◆ **STATED GOAL**
Check every line below for the word "开发即时通讯系统" and show those that hold it.

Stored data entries

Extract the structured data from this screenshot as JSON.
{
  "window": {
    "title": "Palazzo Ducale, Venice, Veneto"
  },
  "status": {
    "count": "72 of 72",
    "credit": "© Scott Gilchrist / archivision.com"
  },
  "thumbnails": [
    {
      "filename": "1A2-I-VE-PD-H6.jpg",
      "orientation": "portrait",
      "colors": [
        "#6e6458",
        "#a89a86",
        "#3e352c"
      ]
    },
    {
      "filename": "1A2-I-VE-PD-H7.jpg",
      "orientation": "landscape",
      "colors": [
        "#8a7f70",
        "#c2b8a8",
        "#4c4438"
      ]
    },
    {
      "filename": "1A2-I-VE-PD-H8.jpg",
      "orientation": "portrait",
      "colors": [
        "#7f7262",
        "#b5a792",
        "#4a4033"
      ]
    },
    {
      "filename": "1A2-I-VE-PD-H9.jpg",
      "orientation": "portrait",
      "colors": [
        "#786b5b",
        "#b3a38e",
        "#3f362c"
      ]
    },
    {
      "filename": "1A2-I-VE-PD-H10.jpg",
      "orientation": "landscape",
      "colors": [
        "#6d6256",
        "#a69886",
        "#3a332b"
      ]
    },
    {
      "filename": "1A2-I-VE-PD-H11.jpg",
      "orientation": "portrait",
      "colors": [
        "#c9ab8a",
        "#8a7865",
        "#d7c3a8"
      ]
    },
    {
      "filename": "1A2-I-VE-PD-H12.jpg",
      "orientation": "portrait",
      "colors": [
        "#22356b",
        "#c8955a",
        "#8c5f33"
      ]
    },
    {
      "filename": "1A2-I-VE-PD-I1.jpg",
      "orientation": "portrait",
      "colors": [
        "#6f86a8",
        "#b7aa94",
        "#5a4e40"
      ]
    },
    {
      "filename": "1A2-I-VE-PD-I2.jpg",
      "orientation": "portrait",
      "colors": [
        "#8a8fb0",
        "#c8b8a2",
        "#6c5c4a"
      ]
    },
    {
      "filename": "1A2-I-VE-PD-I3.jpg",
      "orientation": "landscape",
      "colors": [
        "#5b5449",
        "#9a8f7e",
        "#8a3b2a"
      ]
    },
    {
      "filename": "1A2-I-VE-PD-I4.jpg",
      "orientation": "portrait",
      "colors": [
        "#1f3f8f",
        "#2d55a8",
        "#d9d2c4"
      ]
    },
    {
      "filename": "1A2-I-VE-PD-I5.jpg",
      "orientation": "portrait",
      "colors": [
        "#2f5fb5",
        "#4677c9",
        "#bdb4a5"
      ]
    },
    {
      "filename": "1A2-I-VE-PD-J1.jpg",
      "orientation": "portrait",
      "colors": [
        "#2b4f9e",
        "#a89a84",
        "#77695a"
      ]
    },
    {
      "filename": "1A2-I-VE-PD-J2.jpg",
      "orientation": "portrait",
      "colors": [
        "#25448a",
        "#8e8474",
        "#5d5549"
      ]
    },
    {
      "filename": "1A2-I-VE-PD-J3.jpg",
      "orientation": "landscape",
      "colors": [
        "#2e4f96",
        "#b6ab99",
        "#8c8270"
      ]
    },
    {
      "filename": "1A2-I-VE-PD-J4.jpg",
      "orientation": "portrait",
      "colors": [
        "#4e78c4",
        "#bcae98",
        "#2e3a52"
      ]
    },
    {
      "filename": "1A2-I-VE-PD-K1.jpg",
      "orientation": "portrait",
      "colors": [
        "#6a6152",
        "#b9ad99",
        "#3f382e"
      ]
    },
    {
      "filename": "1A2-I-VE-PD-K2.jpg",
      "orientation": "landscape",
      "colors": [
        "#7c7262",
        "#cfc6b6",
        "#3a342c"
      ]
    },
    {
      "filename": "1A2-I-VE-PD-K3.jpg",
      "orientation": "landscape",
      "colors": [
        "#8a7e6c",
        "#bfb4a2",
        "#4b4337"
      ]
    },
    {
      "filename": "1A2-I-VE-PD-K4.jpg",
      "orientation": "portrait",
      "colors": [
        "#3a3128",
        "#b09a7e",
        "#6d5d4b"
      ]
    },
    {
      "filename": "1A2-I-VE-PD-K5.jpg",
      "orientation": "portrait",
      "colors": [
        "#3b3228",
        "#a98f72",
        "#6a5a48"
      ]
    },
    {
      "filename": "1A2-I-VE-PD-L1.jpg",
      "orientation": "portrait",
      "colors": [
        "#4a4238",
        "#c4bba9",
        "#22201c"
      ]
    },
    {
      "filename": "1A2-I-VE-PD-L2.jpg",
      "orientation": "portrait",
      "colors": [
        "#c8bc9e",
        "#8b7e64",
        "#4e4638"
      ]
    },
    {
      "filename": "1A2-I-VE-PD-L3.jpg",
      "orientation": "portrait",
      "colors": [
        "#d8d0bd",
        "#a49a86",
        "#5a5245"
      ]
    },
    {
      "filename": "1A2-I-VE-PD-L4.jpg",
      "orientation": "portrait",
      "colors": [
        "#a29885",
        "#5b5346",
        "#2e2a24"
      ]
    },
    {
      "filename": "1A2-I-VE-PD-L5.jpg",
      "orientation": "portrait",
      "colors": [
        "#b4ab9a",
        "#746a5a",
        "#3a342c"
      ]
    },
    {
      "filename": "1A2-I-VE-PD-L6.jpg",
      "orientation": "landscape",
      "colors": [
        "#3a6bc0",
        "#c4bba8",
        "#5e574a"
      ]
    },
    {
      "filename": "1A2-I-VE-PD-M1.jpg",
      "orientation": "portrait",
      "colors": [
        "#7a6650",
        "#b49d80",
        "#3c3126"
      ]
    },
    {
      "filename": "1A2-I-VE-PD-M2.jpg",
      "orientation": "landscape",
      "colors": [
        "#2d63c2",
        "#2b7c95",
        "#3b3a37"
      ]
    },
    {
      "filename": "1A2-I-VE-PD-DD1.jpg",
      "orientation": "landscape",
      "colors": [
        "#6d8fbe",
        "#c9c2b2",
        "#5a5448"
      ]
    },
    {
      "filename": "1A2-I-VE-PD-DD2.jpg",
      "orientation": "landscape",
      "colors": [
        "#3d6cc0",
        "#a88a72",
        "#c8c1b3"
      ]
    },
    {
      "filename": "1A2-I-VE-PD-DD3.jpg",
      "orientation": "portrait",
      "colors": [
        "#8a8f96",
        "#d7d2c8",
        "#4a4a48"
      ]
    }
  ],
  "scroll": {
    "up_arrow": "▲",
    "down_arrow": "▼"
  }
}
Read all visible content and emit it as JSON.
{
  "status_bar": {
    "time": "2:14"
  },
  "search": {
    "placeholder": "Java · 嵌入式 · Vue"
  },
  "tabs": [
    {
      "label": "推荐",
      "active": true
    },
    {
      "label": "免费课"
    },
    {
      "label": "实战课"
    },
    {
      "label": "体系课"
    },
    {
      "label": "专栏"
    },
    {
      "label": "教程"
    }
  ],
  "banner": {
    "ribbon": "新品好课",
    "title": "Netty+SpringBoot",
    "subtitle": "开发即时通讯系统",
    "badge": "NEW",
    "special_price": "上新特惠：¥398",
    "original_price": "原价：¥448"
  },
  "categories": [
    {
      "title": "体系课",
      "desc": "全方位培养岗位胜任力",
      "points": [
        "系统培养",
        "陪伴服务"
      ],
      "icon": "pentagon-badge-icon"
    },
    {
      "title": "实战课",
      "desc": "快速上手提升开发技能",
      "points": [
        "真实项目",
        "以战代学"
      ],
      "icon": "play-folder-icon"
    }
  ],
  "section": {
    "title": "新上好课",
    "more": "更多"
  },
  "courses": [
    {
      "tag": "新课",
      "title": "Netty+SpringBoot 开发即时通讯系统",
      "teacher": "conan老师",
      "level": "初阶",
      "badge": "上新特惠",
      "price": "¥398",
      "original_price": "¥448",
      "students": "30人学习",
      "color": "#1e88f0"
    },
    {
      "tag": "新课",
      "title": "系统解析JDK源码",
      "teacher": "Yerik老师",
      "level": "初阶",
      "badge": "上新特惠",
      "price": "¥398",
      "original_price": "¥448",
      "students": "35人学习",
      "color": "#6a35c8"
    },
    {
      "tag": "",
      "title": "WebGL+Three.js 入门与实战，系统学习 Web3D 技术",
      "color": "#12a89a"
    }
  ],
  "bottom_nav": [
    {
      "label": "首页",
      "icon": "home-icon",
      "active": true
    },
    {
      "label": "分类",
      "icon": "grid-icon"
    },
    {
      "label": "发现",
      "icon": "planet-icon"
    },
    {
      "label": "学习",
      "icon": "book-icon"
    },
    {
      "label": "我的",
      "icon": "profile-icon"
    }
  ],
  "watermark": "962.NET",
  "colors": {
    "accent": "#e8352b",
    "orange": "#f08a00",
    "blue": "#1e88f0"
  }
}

◆ **WRITTEN RESPONSE**
    "subtitle": "开发即时通讯系统",
      "title": "Netty+SpringBoot 开发即时通讯系统",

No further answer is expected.